> _Segmen Teks_:
· · · ·

Sindrom Takotsubo, atau sindrom patah hati, adalah suatu kondisi langka yang ditandai dengan melemahnya otot-otot jantung dan pembuluh darah yang tak bekerja optimal. Kondisi ini dapat menyebabkan nyeri dada, sesak nafas dan serangan jantung bahkan kematian.
Meski berbahaya, pasien yang terkena sindrom ini dapat dipulihkan. Kondisi ini jarang menjadi fatal selama pasien mendapatkan perawatan medis, bantuan pernapasan dan alat bantu kritis lainnya dalam 48 jam pertama.
Baca juga: Pro Kontra Terapi Cuci Otak yang Dilakukan Dokter Terawan
Sindrom yang pertama kali dideteksi oleh para peneliti Jepang pada awal 1990-an ini menyebabkan ventrikel kiri jantung membengkak di bagian bawah, namun tetap sempit di bagian atas, sehingga terlihat mirip dengan perangkap gurita. Itulah sebabnya, peneliti menamainya "Takotsubo", yang berarti pot gurita.
Selama ini, sindrom patah hati dikaitkan dengan peristiwa stres dalam kehidupan seseorang. Tapi penelitian baru menunjukkan bahwa kejadian bahagia juga dapat memicu terjadinya sindrom.
Penelitian terbaru terhadap kondisi ini yang diterbitkan dalam European Heart Journal mengamati data dari 1.750 pasien dari seluruh dunia yang telah didiagnosis dengan sindrom patah hati. Menggunakan informasi dari International Takotsubo Registry, database yang bertempat di University Hospital Zurich di Swiss, peneliti mencatat bahwa 485 pasien mengembangkan kondisi ini setelah ada pemicu emosional.

· · · ·

> _Kutipan Data_:
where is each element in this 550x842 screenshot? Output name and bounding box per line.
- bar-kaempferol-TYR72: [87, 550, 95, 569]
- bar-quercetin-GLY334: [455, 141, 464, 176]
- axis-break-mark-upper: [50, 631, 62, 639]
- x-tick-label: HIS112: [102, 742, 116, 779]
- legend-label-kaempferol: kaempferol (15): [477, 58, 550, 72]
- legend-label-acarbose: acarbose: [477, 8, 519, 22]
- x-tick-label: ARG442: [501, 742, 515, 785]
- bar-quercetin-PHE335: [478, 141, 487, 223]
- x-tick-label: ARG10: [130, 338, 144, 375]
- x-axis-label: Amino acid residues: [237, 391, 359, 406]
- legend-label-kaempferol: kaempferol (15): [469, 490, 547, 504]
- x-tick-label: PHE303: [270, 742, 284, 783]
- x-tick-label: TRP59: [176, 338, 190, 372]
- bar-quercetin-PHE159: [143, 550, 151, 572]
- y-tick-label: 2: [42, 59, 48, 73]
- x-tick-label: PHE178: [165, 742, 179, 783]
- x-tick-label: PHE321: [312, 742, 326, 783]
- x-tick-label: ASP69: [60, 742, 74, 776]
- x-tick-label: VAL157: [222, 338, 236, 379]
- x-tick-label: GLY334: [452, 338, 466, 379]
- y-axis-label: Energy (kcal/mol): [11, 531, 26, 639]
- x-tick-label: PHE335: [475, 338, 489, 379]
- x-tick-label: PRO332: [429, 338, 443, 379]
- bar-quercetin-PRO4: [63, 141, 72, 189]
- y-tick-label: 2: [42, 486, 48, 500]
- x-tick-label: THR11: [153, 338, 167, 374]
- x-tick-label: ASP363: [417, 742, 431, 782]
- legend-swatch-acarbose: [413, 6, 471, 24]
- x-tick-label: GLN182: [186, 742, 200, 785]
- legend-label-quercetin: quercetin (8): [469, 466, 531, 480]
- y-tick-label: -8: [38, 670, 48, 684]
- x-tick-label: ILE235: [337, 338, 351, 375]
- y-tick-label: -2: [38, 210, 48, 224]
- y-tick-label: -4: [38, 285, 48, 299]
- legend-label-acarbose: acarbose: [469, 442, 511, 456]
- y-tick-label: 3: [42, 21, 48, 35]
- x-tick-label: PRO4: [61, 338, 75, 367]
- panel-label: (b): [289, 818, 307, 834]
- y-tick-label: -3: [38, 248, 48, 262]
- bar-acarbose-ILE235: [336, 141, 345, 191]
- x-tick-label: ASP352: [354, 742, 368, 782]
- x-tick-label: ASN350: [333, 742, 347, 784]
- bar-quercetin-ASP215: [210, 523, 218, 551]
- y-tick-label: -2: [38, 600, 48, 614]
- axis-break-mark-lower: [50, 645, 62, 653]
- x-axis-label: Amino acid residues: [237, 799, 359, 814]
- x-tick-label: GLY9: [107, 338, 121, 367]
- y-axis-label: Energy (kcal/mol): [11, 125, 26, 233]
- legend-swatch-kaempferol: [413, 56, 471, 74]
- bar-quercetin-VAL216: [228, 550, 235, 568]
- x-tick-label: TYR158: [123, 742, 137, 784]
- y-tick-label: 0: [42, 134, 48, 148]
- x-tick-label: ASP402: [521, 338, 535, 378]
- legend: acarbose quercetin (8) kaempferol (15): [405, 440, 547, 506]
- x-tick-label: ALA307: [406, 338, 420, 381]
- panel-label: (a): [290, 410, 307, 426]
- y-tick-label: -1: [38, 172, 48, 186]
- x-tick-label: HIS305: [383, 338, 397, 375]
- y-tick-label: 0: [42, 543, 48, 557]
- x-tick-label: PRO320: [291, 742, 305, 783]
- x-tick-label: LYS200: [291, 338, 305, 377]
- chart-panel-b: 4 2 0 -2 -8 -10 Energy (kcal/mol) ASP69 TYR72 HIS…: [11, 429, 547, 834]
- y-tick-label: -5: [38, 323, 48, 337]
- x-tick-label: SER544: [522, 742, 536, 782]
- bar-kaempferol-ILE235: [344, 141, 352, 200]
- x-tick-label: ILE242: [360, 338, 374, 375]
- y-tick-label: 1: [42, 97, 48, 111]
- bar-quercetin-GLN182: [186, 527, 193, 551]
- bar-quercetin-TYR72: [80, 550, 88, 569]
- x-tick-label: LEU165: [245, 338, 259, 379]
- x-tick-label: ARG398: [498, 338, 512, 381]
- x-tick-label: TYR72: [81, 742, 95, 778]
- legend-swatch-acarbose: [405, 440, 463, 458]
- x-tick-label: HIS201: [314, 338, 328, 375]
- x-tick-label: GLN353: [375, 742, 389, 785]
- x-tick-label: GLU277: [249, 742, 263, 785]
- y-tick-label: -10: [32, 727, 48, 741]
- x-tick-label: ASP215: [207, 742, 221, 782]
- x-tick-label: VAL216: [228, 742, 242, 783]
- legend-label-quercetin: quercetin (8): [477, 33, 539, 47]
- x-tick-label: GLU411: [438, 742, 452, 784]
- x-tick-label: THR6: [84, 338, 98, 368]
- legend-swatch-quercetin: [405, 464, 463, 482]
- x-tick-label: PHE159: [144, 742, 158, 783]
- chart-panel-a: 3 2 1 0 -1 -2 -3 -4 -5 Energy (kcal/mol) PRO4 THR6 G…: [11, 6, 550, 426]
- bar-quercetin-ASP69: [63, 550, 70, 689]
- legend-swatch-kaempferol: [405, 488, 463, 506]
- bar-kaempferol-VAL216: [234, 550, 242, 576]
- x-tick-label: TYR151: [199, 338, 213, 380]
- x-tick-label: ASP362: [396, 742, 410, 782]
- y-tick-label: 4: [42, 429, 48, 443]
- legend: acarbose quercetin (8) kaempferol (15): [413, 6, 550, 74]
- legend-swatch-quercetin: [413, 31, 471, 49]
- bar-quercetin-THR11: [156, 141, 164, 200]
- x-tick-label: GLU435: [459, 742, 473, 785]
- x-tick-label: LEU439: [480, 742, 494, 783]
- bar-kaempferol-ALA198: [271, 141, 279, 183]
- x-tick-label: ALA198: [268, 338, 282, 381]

· · · ·

> _Butir Tugas A_:
Menurut teks tentang sindrom Takotsubo, apa arti kata "Takotsubo"?
> _Butir Tugas B_:
Sebutkan semua akibat yang dapat ditimbulkan oleh kondisi ini menurut teks tentang sindrom Takotsubo.
> _Butir Tugas C_:
Sambunglah teks tentang sindrom Takotsubo mulai dari sesudah kalimat terakhirnya.
Catatan data tidak berperan apa pun di sini.

> _Jawaban Tertulis A_:
Pot gurita.

> _Jawaban Tertulis B_:
Nyeri dada, sesak nafas, serangan jantung, dan kematian.

> _Jawaban Tertulis C_:
Dari pasien yang mengembangkan kondisi ini setelah pemicu, mayoritas—96 persen—telah mengalami peristiwa sedih atau traumatik seperti kematian anggota keluarga, perceraian, kecelakaan, sakit atau masalah hubungan dengan orang lain. Tetapi, sisanya yang empat persen mengembangkan sindrom patah hati setelah mengalami peristiwa bahagia seperti pesta ulang tahun, pernikahan atau bahkan karena tim favorit memenangkan pertandingan besar.
Sebagian besar pasien sindrom patah hati, entah kondisi itu dipicu oleh peristiwa bahagia atau sedih, adalah perempuan pasca-menopause. Peneliti meyakini bahwa lonjakan hormon yang tak biasa mungkin turut berkontribusi menyebabkan kondisi tersebut.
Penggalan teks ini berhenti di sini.